INSTRUCTIONS TO FOLLOW
Produce a word-for-word copy of the listing below without its pictures.

DATASET RECORDS
[Start]
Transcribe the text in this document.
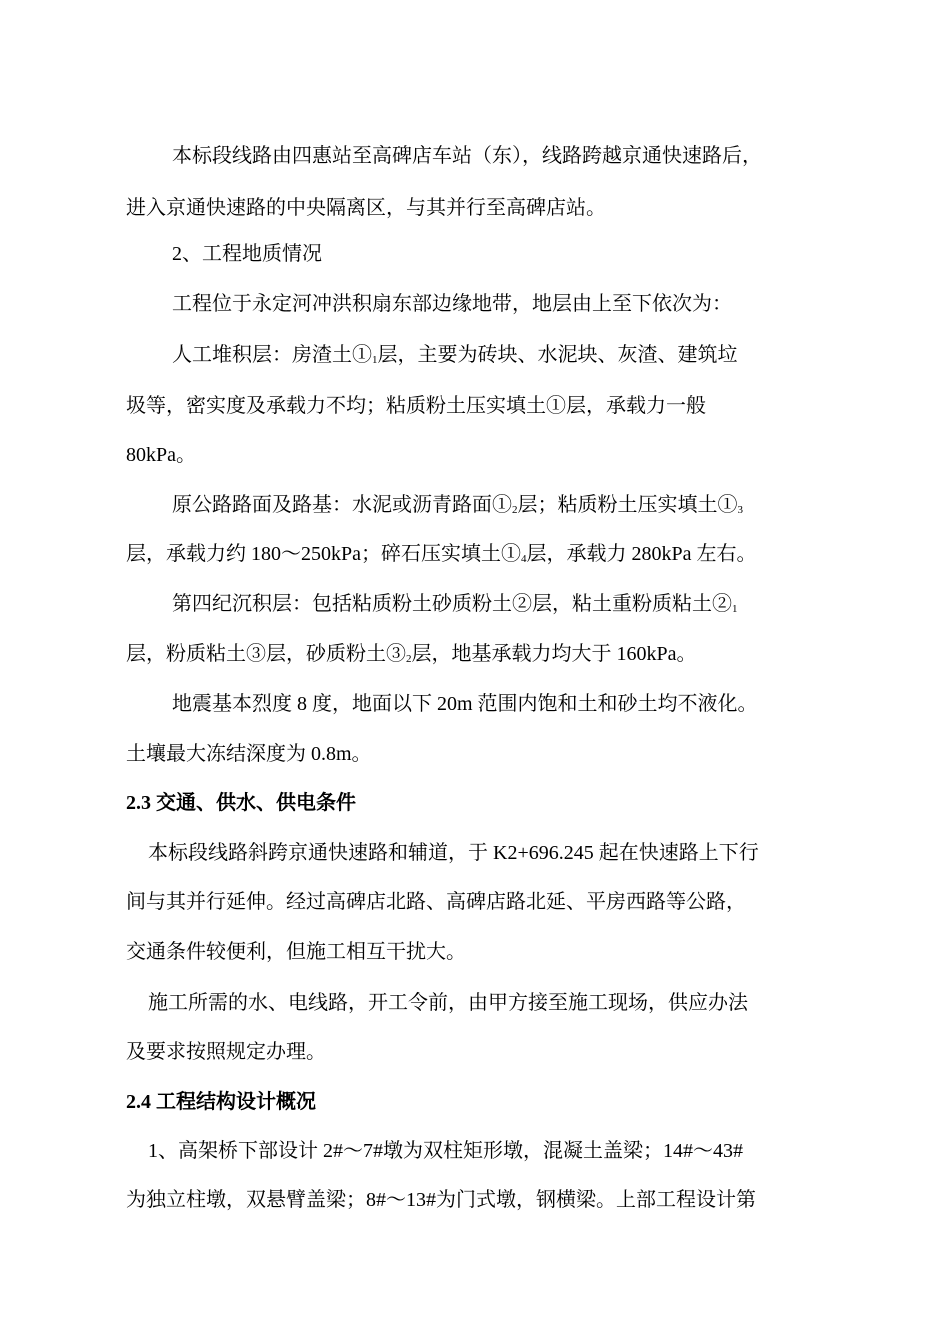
本标段线路由四惠站至高碑店车站（东），线路跨越京通快速路后，
进入京通快速路的中央隔离区，与其并行至高碑店站。
2、工程地质情况
工程位于永定河冲洪积扇东部边缘地带，地层由上至下依次为：
人工堆积层：房渣土$①_1$层，主要为砖块、水泥块、灰渣、建筑垃
圾等，密实度及承载力不均；粘质粉土压实填土①层，承载力一般
80kPa。
原公路路面及路基：水泥或沥青路面$①_2$层；粘质粉土压实填土$①_3$
层，承载力约 180～250kPa；碎石压实填土$①_4$层，承载力 280kPa 左右。
第四纪沉积层：包括粘质粉土砂质粉土②层，粘土重粉质粘土$②_1$
层，粉质粘土③层，砂质粉土$③_2$层，地基承载力均大于 160kPa。
地震基本烈度 8 度，地面以下 20m 范围内饱和土和砂土均不液化。
土壤最大冻结深度为 0.8m。
2.3 交通、供水、供电条件
本标段线路斜跨京通快速路和辅道，于 K2+696.245 起在快速路上下行
间与其并行延伸。经过高碑店北路、高碑店路北延、平房西路等公路，
交通条件较便利，但施工相互干扰大。
施工所需的水、电线路，开工令前，由甲方接至施工现场，供应办法
及要求按照规定办理。
2.4 工程结构设计概况
1、高架桥下部设计 2#～7#墩为双柱矩形墩，混凝土盖梁；14#～43#
为独立柱墩，双悬臂盖梁；8#～13#为门式墩，钢横梁。上部工程设计第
[End]
RESPONSE TO THE EXERCISE
Transcribe the text in this document.
本标段线路由四惠站至高碑店车站（东），线路跨越京通快速路后，
进入京通快速路的中央隔离区，与其并行至高碑店站。
2、工程地质情况
工程位于永定河冲洪积扇东部边缘地带，地层由上至下依次为：
人工堆积层：房渣土$①_1$层，主要为砖块、水泥块、灰渣、建筑垃
圾等，密实度及承载力不均；粘质粉土压实填土①层，承载力一般
80kPa。
原公路路面及路基：水泥或沥青路面$①_2$层；粘质粉土压实填土$①_3$
层，承载力约 180～250kPa；碎石压实填土$①_4$层，承载力 280kPa 左右。
第四纪沉积层：包括粘质粉土砂质粉土②层，粘土重粉质粘土$②_1$
层，粉质粘土③层，砂质粉土$③_2$层，地基承载力均大于 160kPa。
地震基本烈度 8 度，地面以下 20m 范围内饱和土和砂土均不液化。
土壤最大冻结深度为 0.8m。
2.3 交通、供水、供电条件
本标段线路斜跨京通快速路和辅道，于 K2+696.245 起在快速路上下行
间与其并行延伸。经过高碑店北路、高碑店路北延、平房西路等公路，
交通条件较便利，但施工相互干扰大。
施工所需的水、电线路，开工令前，由甲方接至施工现场，供应办法
及要求按照规定办理。
2.4 工程结构设计概况
1、高架桥下部设计 2#～7#墩为双柱矩形墩，混凝土盖梁；14#～43#
为独立柱墩，双悬臂盖梁；8#～13#为门式墩，钢横梁。上部工程设计第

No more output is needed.